**TASK DATA**

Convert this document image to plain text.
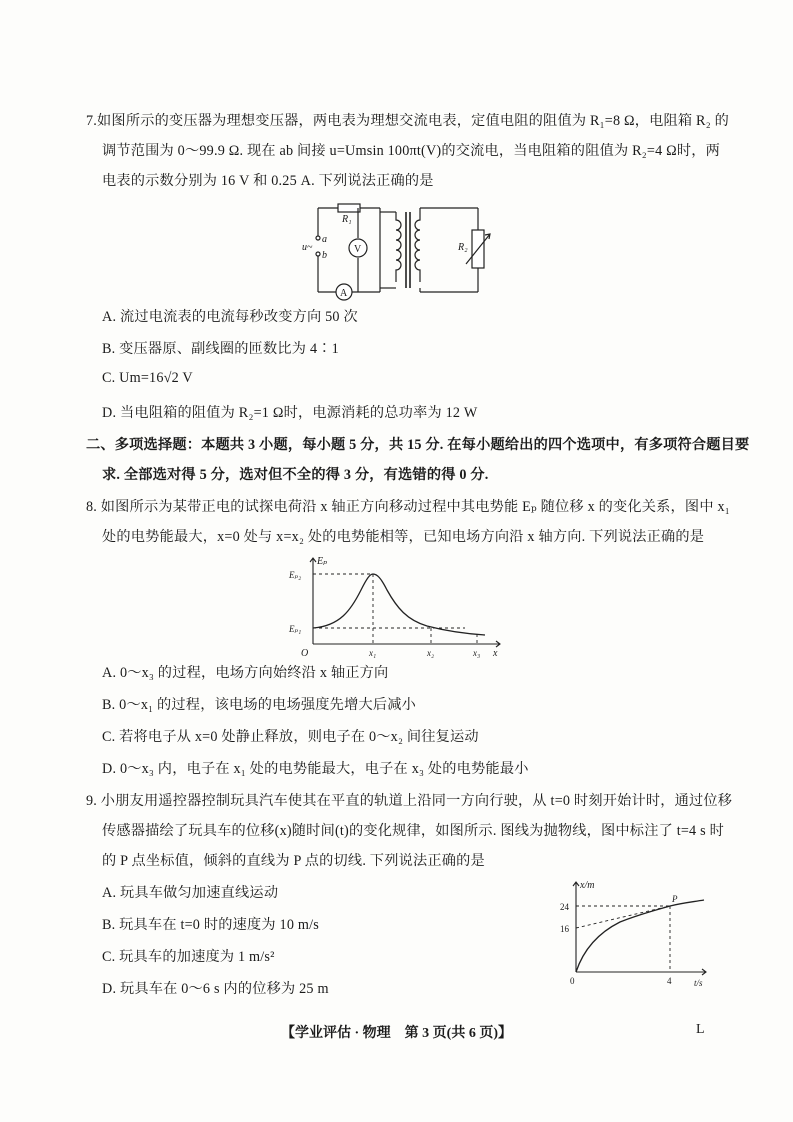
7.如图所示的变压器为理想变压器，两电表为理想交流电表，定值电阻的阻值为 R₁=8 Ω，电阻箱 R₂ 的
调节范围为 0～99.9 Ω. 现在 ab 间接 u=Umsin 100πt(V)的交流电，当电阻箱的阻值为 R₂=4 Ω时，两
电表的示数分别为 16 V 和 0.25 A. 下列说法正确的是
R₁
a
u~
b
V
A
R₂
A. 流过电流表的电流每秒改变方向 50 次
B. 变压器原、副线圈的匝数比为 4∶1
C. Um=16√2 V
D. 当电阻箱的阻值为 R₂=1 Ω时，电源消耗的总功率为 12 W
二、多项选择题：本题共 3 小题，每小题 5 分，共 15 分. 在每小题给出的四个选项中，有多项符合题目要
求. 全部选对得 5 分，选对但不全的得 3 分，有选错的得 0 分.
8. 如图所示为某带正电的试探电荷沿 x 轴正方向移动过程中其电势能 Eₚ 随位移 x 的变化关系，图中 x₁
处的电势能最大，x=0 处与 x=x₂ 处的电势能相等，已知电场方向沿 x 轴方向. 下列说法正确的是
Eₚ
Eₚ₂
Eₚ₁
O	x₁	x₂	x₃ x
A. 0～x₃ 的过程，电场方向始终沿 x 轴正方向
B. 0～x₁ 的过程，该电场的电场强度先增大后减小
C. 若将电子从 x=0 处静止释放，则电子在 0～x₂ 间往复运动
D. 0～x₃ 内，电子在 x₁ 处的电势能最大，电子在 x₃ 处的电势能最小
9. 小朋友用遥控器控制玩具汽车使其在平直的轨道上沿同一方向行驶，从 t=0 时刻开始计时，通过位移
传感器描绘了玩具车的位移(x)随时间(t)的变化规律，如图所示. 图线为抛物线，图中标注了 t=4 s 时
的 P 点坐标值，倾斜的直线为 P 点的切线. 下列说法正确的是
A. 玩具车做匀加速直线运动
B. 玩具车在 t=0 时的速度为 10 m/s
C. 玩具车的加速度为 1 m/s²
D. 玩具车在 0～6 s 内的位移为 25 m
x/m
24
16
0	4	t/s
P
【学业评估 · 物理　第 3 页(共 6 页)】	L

* * *

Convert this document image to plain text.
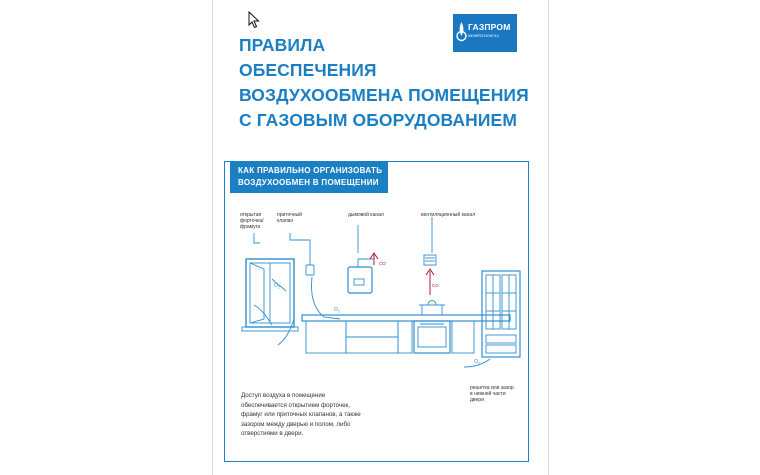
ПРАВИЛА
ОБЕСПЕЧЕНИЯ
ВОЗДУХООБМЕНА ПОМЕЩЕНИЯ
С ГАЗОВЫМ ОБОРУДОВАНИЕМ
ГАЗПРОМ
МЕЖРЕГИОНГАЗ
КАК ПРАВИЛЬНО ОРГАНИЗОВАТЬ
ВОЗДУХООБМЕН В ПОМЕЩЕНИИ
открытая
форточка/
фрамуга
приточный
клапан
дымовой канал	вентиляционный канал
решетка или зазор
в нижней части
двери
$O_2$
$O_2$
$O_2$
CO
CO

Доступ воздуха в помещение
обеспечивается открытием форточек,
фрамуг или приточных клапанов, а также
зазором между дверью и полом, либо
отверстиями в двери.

**WHAT THE TASK REQUIRES**
Write out each line of the data that holds the string "当电阻箱的阻值为".

**WORKED SOLUTION**
调节范围为 0～99.9 Ω. 现在 ab 间接 u=Umsin 100πt(V)的交流电，当电阻箱的阻值为 R₂=4 Ω时，两
D. 当电阻箱的阻值为 R₂=1 Ω时，电源消耗的总功率为 12 W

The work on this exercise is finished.